● **MATERIAL FOR THE TASK**
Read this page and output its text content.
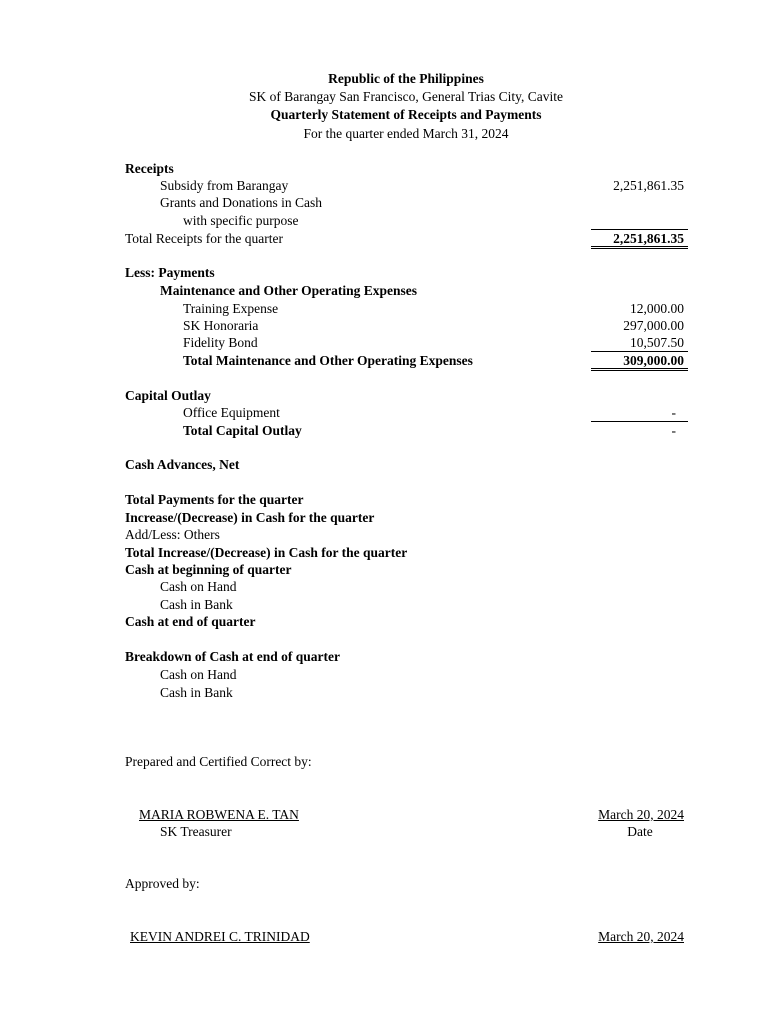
Republic of the Philippines
SK of Barangay San Francisco, General Trias City, Cavite
Quarterly Statement of Receipts and Payments
For the quarter ended March 31, 2024
Receipts
Subsidy from Barangay	2,251,861.35
Grants and Donations in Cash
with specific purpose
Total Receipts for the quarter	2,251,861.35
Less: Payments
Maintenance and Other Operating Expenses
Training Expense	12,000.00
SK Honoraria	297,000.00
Fidelity Bond	10,507.50
Total Maintenance and Other Operating Expenses	309,000.00
Capital Outlay
Office Equipment	-
Total Capital Outlay	-
Cash Advances, Net
Total Payments for the quarter
Increase/(Decrease) in Cash for the quarter
Add/Less: Others
Total Increase/(Decrease) in Cash for the quarter
Cash at beginning of quarter
Cash on Hand
Cash in Bank
Cash at end of quarter
Breakdown of Cash at end of quarter
Cash on Hand
Cash in Bank
Prepared and Certified Correct by:
MARIA ROBWENA E. TAN	March 20, 2024
SK Treasurer	Date
Approved by:
KEVIN ANDREI C. TRINIDAD	March 20, 2024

● **THE EXERCISE**
Go through the material above and print all of it exactly, except the pictures.

● **TASK ANSWER**
Read this page and output its text content.
Republic of the Philippines
SK of Barangay San Francisco, General Trias City, Cavite
Quarterly Statement of Receipts and Payments
For the quarter ended March 31, 2024
Receipts
Subsidy from Barangay	2,251,861.35
Grants and Donations in Cash
with specific purpose
Total Receipts for the quarter	2,251,861.35
Less: Payments
Maintenance and Other Operating Expenses
Training Expense	12,000.00
SK Honoraria	297,000.00
Fidelity Bond	10,507.50
Total Maintenance and Other Operating Expenses	309,000.00
Capital Outlay
Office Equipment	-
Total Capital Outlay	-
Cash Advances, Net
Total Payments for the quarter
Increase/(Decrease) in Cash for the quarter
Add/Less: Others
Total Increase/(Decrease) in Cash for the quarter
Cash at beginning of quarter
Cash on Hand
Cash in Bank
Cash at end of quarter
Breakdown of Cash at end of quarter
Cash on Hand
Cash in Bank
Prepared and Certified Correct by:
MARIA ROBWENA E. TAN	March 20, 2024
SK Treasurer	Date
Approved by:
KEVIN ANDREI C. TRINIDAD	March 20, 2024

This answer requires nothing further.